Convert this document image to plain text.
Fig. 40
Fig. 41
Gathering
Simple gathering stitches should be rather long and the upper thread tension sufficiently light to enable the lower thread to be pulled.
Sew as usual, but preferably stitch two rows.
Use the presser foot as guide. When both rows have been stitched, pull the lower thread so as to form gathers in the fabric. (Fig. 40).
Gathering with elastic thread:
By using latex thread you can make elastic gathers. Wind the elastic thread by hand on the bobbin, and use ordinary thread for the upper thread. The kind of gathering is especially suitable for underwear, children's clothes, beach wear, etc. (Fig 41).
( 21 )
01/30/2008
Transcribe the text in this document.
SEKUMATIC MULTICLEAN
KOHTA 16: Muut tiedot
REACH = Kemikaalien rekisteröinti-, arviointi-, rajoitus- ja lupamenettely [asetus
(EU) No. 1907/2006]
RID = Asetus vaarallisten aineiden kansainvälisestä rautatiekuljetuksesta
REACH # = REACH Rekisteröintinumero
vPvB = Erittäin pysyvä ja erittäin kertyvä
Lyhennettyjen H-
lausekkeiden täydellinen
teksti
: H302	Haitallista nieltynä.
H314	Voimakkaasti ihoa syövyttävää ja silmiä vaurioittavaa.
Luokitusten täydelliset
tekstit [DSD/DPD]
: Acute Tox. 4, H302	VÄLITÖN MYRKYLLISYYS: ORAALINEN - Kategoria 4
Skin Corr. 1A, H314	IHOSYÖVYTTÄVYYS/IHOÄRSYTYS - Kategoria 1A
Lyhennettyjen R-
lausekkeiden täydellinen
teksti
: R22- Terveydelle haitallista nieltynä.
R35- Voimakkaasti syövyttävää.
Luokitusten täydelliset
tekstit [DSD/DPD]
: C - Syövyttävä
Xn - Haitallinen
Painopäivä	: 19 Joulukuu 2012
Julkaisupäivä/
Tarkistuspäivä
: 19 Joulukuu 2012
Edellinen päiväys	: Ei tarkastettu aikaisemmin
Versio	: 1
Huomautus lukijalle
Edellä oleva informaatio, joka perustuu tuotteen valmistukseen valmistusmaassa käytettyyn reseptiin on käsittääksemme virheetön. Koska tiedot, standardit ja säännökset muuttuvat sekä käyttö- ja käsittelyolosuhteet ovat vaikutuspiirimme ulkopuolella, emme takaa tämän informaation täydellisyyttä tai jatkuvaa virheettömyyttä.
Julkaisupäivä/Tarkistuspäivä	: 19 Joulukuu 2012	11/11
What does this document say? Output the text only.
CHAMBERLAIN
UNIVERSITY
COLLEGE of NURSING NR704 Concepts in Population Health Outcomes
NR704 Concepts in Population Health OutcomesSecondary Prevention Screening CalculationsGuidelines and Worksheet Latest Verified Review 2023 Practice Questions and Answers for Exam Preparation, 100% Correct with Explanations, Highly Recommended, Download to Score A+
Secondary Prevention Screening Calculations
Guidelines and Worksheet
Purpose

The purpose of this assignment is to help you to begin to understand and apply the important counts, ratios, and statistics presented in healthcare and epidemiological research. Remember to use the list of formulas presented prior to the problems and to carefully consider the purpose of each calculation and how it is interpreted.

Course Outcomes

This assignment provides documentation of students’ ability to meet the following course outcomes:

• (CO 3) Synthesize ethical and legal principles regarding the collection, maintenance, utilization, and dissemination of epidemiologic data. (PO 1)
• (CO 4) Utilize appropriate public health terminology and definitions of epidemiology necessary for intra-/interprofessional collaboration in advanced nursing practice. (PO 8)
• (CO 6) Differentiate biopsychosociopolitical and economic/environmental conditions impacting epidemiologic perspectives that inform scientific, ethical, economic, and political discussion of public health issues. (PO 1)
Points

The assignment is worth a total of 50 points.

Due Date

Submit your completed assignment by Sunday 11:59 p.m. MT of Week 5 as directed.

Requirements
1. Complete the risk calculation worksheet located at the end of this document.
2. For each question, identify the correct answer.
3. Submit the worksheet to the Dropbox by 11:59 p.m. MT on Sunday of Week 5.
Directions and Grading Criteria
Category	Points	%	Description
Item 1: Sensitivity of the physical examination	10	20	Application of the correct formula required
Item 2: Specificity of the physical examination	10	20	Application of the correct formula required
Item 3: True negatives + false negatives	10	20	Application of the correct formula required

- _Written problem_
Copy out all of the records shown above exactly.

- _Task result_
Convert this document image to plain text.
Fig. 40
Fig. 41
Gathering
Simple gathering stitches should be rather long and the upper thread tension sufficiently light to enable the lower thread to be pulled.
Sew as usual, but preferably stitch two rows.
Use the presser foot as guide. When both rows have been stitched, pull the lower thread so as to form gathers in the fabric. (Fig. 40).
Gathering with elastic thread:
By using latex thread you can make elastic gathers. Wind the elastic thread by hand on the bobbin, and use ordinary thread for the upper thread. The kind of gathering is especially suitable for underwear, children's clothes, beach wear, etc. (Fig 41).
( 21 )
01/30/2008
Transcribe the text in this document.
SEKUMATIC MULTICLEAN
KOHTA 16: Muut tiedot
REACH = Kemikaalien rekisteröinti-, arviointi-, rajoitus- ja lupamenettely [asetus
(EU) No. 1907/2006]
RID = Asetus vaarallisten aineiden kansainvälisestä rautatiekuljetuksesta
REACH # = REACH Rekisteröintinumero
vPvB = Erittäin pysyvä ja erittäin kertyvä
Lyhennettyjen H-
lausekkeiden täydellinen
teksti
: H302	Haitallista nieltynä.
H314	Voimakkaasti ihoa syövyttävää ja silmiä vaurioittavaa.
Luokitusten täydelliset
tekstit [DSD/DPD]
: Acute Tox. 4, H302	VÄLITÖN MYRKYLLISYYS: ORAALINEN - Kategoria 4
Skin Corr. 1A, H314	IHOSYÖVYTTÄVYYS/IHOÄRSYTYS - Kategoria 1A
Lyhennettyjen R-
lausekkeiden täydellinen
teksti
: R22- Terveydelle haitallista nieltynä.
R35- Voimakkaasti syövyttävää.
Luokitusten täydelliset
tekstit [DSD/DPD]
: C - Syövyttävä
Xn - Haitallinen
Painopäivä	: 19 Joulukuu 2012
Julkaisupäivä/
Tarkistuspäivä
: 19 Joulukuu 2012
Edellinen päiväys	: Ei tarkastettu aikaisemmin
Versio	: 1
Huomautus lukijalle
Edellä oleva informaatio, joka perustuu tuotteen valmistukseen valmistusmaassa käytettyyn reseptiin on käsittääksemme virheetön. Koska tiedot, standardit ja säännökset muuttuvat sekä käyttö- ja käsittelyolosuhteet ovat vaikutuspiirimme ulkopuolella, emme takaa tämän informaation täydellisyyttä tai jatkuvaa virheettömyyttä.
Julkaisupäivä/Tarkistuspäivä	: 19 Joulukuu 2012	11/11
What does this document say? Output the text only.
CHAMBERLAIN
UNIVERSITY
COLLEGE of NURSING NR704 Concepts in Population Health Outcomes
NR704 Concepts in Population Health OutcomesSecondary Prevention Screening CalculationsGuidelines and Worksheet Latest Verified Review 2023 Practice Questions and Answers for Exam Preparation, 100% Correct with Explanations, Highly Recommended, Download to Score A+
Secondary Prevention Screening Calculations
Guidelines and Worksheet
Purpose

The purpose of this assignment is to help you to begin to understand and apply the important counts, ratios, and statistics presented in healthcare and epidemiological research. Remember to use the list of formulas presented prior to the problems and to carefully consider the purpose of each calculation and how it is interpreted.

Course Outcomes

This assignment provides documentation of students’ ability to meet the following course outcomes:

• (CO 3) Synthesize ethical and legal principles regarding the collection, maintenance, utilization, and dissemination of epidemiologic data. (PO 1)
• (CO 4) Utilize appropriate public health terminology and definitions of epidemiology necessary for intra-/interprofessional collaboration in advanced nursing practice. (PO 8)
• (CO 6) Differentiate biopsychosociopolitical and economic/environmental conditions impacting epidemiologic perspectives that inform scientific, ethical, economic, and political discussion of public health issues. (PO 1)
Points

The assignment is worth a total of 50 points.

Due Date

Submit your completed assignment by Sunday 11:59 p.m. MT of Week 5 as directed.

Requirements
1. Complete the risk calculation worksheet located at the end of this document.
2. For each question, identify the correct answer.
3. Submit the worksheet to the Dropbox by 11:59 p.m. MT on Sunday of Week 5.
Directions and Grading Criteria
Category	Points	%	Description
Item 1: Sensitivity of the physical examination	10	20	Application of the correct formula required
Item 2: Specificity of the physical examination	10	20	Application of the correct formula required
Item 3: True negatives + false negatives	10	20	Application of the correct formula required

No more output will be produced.